Saved data entries
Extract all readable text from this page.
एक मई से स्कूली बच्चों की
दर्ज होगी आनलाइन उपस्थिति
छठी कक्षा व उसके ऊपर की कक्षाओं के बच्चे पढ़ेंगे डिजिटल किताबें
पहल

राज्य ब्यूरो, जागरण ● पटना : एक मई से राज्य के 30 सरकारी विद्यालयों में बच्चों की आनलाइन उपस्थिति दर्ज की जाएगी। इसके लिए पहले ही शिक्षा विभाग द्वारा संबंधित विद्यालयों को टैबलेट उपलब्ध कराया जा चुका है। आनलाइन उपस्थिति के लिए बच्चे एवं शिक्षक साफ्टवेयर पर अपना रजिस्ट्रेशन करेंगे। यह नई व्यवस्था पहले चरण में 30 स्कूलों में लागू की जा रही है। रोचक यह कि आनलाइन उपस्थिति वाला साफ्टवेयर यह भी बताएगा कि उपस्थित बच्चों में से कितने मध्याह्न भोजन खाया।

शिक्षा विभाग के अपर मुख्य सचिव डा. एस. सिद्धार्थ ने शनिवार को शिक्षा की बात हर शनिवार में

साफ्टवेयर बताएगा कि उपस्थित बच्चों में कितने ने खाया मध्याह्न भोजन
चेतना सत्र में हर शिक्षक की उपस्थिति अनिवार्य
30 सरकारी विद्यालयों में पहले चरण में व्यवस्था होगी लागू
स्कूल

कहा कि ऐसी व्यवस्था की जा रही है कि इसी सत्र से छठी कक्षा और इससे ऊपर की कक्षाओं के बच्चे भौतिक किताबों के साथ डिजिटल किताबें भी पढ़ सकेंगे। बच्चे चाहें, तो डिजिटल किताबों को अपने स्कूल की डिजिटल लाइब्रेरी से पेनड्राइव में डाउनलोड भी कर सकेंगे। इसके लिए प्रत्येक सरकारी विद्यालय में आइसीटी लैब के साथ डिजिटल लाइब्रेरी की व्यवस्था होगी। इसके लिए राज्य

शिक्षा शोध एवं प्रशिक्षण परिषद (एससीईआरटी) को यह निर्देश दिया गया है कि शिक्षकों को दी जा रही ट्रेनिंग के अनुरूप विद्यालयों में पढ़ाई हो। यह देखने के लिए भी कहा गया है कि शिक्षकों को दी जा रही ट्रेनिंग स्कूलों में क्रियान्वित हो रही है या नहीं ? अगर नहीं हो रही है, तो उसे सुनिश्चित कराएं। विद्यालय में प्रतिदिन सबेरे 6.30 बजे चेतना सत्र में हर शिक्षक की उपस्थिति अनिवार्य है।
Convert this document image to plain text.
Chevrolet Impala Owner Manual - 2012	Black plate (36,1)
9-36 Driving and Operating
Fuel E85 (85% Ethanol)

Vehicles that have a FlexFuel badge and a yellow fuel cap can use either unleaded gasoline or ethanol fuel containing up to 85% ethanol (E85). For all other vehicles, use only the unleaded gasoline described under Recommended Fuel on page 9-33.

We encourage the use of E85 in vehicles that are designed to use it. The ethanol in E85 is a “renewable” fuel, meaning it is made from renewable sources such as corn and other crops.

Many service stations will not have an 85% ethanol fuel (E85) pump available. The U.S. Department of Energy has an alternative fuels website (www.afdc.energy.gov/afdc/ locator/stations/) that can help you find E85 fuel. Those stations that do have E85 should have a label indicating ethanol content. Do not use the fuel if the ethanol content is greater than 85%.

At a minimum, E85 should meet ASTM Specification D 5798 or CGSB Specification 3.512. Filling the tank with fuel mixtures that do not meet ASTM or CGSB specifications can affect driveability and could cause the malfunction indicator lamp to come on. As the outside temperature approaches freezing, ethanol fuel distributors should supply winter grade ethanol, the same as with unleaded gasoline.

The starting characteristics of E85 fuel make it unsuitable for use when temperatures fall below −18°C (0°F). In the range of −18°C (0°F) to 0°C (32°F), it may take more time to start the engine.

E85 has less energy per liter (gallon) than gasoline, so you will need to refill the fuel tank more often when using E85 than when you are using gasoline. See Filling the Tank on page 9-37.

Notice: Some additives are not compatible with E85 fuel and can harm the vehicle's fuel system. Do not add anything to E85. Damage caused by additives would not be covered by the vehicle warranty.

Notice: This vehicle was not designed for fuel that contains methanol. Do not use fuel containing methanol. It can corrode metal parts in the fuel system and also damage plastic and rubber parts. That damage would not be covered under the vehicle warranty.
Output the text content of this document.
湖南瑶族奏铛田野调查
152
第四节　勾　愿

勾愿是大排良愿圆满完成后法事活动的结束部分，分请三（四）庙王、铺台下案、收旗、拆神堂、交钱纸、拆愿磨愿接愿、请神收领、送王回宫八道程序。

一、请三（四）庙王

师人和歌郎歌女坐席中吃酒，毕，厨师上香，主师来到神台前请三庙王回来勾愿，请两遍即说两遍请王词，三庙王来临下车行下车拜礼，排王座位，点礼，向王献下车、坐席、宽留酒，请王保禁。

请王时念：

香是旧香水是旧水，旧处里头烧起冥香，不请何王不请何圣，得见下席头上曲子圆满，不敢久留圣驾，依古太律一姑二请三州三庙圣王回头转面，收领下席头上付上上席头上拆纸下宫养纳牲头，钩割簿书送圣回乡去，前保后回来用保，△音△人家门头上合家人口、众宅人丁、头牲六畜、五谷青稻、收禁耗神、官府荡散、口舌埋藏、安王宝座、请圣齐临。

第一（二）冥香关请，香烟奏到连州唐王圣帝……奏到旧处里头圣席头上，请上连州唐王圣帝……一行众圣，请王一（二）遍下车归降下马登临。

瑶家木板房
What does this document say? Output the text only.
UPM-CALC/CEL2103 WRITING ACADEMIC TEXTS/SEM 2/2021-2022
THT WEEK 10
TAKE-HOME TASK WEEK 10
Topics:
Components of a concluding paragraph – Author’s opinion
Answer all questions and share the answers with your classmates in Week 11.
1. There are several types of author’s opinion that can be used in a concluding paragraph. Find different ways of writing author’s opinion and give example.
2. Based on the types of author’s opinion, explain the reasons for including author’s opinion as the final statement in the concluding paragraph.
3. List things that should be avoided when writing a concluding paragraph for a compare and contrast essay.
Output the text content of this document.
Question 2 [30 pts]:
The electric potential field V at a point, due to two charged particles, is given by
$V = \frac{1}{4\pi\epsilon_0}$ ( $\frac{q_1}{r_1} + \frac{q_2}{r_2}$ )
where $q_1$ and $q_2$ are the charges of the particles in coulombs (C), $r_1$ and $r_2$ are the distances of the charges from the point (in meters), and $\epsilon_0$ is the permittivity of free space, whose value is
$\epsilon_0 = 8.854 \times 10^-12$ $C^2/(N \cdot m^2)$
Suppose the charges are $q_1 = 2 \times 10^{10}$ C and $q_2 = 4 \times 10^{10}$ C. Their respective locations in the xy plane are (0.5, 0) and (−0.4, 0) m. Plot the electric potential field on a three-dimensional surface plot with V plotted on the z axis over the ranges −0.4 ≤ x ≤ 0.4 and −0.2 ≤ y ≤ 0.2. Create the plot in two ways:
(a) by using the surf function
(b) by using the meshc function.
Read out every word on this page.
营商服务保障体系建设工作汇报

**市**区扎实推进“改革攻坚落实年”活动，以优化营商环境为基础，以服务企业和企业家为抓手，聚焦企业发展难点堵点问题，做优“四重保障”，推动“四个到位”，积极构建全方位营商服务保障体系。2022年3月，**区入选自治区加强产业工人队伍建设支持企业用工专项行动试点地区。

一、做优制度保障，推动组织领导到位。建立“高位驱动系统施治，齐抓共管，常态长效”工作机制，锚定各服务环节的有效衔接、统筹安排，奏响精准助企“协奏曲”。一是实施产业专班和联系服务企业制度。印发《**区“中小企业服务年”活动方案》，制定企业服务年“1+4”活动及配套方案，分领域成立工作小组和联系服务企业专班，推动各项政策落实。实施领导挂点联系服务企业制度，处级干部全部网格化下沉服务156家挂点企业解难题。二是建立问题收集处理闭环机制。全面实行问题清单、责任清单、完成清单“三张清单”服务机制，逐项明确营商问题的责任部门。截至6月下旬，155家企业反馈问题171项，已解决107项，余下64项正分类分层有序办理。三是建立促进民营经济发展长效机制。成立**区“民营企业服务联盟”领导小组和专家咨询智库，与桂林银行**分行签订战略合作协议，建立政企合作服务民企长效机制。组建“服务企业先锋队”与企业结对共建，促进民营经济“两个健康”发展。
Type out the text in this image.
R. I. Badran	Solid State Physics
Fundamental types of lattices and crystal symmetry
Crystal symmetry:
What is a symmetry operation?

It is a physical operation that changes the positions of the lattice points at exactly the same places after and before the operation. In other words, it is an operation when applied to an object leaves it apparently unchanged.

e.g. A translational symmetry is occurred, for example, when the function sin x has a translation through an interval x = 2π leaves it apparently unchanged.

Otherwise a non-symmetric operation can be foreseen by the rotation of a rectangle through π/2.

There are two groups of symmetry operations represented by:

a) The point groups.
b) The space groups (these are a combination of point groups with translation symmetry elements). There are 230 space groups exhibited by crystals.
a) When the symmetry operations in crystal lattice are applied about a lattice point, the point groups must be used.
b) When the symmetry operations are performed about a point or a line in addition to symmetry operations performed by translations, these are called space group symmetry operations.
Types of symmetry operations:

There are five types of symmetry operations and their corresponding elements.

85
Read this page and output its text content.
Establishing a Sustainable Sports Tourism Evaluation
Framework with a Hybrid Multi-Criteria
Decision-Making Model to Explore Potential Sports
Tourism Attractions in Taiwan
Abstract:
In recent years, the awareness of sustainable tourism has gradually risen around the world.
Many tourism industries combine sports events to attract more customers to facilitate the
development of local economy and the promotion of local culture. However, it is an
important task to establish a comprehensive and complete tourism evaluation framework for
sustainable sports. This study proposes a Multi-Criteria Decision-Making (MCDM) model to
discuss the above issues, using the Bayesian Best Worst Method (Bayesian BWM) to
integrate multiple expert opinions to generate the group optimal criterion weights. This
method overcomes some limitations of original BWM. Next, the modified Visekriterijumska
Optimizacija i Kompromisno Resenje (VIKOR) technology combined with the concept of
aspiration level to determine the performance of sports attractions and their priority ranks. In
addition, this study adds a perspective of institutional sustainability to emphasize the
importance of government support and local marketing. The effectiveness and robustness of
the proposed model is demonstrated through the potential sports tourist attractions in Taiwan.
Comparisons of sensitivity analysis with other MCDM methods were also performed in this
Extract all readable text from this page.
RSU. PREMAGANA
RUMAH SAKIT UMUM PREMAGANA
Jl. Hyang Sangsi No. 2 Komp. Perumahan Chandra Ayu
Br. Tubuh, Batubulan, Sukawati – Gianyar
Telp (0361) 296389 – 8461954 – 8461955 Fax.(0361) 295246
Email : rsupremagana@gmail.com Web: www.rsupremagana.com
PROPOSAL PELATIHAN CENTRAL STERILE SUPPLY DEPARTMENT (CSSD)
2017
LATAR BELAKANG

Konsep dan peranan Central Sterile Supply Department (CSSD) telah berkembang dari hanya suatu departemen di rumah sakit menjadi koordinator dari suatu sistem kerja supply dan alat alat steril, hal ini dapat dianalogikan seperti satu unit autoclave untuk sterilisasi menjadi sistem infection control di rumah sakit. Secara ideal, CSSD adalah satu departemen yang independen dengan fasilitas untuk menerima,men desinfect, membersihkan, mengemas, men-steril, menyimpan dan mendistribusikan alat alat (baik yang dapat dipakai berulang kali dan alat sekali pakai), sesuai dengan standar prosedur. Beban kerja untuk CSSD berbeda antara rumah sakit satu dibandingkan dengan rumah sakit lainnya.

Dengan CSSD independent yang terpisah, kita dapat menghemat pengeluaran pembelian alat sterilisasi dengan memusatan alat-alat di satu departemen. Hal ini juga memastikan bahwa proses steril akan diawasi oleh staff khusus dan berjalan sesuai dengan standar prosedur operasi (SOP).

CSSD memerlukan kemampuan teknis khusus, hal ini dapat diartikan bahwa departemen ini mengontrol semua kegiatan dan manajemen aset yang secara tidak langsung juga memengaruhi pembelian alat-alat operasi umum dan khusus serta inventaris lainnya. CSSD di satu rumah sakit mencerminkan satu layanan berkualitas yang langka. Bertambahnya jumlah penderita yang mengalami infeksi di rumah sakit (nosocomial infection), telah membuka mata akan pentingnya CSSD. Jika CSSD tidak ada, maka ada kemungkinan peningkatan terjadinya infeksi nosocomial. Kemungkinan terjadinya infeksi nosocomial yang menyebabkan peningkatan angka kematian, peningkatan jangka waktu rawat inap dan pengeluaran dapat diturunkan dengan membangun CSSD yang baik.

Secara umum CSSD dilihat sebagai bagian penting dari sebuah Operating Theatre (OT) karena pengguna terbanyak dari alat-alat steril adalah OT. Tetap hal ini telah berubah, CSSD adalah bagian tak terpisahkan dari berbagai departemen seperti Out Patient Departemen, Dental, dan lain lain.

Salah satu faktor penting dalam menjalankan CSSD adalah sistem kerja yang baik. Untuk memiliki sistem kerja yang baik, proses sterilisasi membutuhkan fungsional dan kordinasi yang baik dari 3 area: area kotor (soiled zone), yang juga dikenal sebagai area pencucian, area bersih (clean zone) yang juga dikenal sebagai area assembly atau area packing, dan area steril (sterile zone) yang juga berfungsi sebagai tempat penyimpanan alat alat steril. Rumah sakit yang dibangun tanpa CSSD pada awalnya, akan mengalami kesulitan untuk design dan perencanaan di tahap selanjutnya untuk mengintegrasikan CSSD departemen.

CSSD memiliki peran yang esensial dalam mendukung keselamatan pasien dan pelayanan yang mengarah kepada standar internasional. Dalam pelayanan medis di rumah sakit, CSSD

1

**Instructions for the task:** Among these entries, how many lines include the string "will"? Reply with the number by itself.

**Exercise solution:** 2